→ Your objective
Please write out the complete listing that follows, exactly as it reads.

(Figure content listings)
>> start
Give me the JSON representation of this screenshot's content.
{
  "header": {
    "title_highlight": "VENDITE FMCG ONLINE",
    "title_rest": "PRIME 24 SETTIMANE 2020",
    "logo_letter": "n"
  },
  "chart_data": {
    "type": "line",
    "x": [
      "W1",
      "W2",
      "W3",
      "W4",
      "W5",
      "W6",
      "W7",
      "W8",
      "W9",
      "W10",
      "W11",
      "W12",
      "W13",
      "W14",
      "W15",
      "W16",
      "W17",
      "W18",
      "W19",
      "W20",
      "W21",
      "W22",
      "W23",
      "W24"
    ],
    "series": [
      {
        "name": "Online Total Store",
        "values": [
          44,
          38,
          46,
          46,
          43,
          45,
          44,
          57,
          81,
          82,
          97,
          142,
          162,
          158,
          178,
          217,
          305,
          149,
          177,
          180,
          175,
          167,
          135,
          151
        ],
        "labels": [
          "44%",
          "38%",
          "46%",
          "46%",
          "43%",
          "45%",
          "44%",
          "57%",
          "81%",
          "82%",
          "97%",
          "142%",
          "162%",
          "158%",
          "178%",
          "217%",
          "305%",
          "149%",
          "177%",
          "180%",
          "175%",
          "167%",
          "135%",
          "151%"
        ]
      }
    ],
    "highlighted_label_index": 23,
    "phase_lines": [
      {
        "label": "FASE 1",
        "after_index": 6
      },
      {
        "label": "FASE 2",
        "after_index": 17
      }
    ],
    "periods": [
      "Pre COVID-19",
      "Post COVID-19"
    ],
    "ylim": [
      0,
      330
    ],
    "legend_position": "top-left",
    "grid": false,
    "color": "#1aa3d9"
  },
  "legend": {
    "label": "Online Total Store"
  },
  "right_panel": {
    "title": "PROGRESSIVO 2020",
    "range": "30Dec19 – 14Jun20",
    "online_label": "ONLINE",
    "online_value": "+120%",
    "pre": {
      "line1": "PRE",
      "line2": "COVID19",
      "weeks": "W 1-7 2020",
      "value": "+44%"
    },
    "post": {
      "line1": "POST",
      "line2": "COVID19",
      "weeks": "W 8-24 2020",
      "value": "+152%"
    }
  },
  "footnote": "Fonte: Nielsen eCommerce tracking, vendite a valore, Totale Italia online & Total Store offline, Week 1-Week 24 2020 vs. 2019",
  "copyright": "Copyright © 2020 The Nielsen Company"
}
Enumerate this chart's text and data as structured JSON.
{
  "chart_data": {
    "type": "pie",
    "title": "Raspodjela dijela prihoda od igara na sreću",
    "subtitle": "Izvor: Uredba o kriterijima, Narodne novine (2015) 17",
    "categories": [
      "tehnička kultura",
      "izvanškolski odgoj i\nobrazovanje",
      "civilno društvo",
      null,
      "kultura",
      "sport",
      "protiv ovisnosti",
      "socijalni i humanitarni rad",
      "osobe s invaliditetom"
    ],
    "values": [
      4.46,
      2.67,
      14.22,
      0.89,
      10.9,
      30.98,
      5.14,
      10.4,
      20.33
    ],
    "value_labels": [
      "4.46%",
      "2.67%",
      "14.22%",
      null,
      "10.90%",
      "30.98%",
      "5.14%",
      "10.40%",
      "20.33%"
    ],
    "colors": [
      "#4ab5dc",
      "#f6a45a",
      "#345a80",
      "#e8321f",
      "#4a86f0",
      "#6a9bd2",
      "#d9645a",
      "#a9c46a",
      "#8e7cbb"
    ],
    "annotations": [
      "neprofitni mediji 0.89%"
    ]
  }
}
>> end
→ Task solution
Give me the JSON representation of this screenshot's content.
{
  "header": {
    "title_highlight": "VENDITE FMCG ONLINE",
    "title_rest": "PRIME 24 SETTIMANE 2020",
    "logo_letter": "n"
  },
  "chart_data": {
    "type": "line",
    "x": [
      "W1",
      "W2",
      "W3",
      "W4",
      "W5",
      "W6",
      "W7",
      "W8",
      "W9",
      "W10",
      "W11",
      "W12",
      "W13",
      "W14",
      "W15",
      "W16",
      "W17",
      "W18",
      "W19",
      "W20",
      "W21",
      "W22",
      "W23",
      "W24"
    ],
    "series": [
      {
        "name": "Online Total Store",
        "values": [
          44,
          38,
          46,
          46,
          43,
          45,
          44,
          57,
          81,
          82,
          97,
          142,
          162,
          158,
          178,
          217,
          305,
          149,
          177,
          180,
          175,
          167,
          135,
          151
        ],
        "labels": [
          "44%",
          "38%",
          "46%",
          "46%",
          "43%",
          "45%",
          "44%",
          "57%",
          "81%",
          "82%",
          "97%",
          "142%",
          "162%",
          "158%",
          "178%",
          "217%",
          "305%",
          "149%",
          "177%",
          "180%",
          "175%",
          "167%",
          "135%",
          "151%"
        ]
      }
    ],
    "highlighted_label_index": 23,
    "phase_lines": [
      {
        "label": "FASE 1",
        "after_index": 6
      },
      {
        "label": "FASE 2",
        "after_index": 17
      }
    ],
    "periods": [
      "Pre COVID-19",
      "Post COVID-19"
    ],
    "ylim": [
      0,
      330
    ],
    "legend_position": "top-left",
    "grid": false,
    "color": "#1aa3d9"
  },
  "legend": {
    "label": "Online Total Store"
  },
  "right_panel": {
    "title": "PROGRESSIVO 2020",
    "range": "30Dec19 – 14Jun20",
    "online_label": "ONLINE",
    "online_value": "+120%",
    "pre": {
      "line1": "PRE",
      "line2": "COVID19",
      "weeks": "W 1-7 2020",
      "value": "+44%"
    },
    "post": {
      "line1": "POST",
      "line2": "COVID19",
      "weeks": "W 8-24 2020",
      "value": "+152%"
    }
  },
  "footnote": "Fonte: Nielsen eCommerce tracking, vendite a valore, Totale Italia online & Total Store offline, Week 1-Week 24 2020 vs. 2019",
  "copyright": "Copyright © 2020 The Nielsen Company"
}
Enumerate this chart's text and data as structured JSON.
{
  "chart_data": {
    "type": "pie",
    "title": "Raspodjela dijela prihoda od igara na sreću",
    "subtitle": "Izvor: Uredba o kriterijima, Narodne novine (2015) 17",
    "categories": [
      "tehnička kultura",
      "izvanškolski odgoj i\nobrazovanje",
      "civilno društvo",
      null,
      "kultura",
      "sport",
      "protiv ovisnosti",
      "socijalni i humanitarni rad",
      "osobe s invaliditetom"
    ],
    "values": [
      4.46,
      2.67,
      14.22,
      0.89,
      10.9,
      30.98,
      5.14,
      10.4,
      20.33
    ],
    "value_labels": [
      "4.46%",
      "2.67%",
      "14.22%",
      null,
      "10.90%",
      "30.98%",
      "5.14%",
      "10.40%",
      "20.33%"
    ],
    "colors": [
      "#4ab5dc",
      "#f6a45a",
      "#345a80",
      "#e8321f",
      "#4a86f0",
      "#6a9bd2",
      "#d9645a",
      "#a9c46a",
      "#8e7cbb"
    ],
    "annotations": [
      "neprofitni mediji 0.89%"
    ]
  }
}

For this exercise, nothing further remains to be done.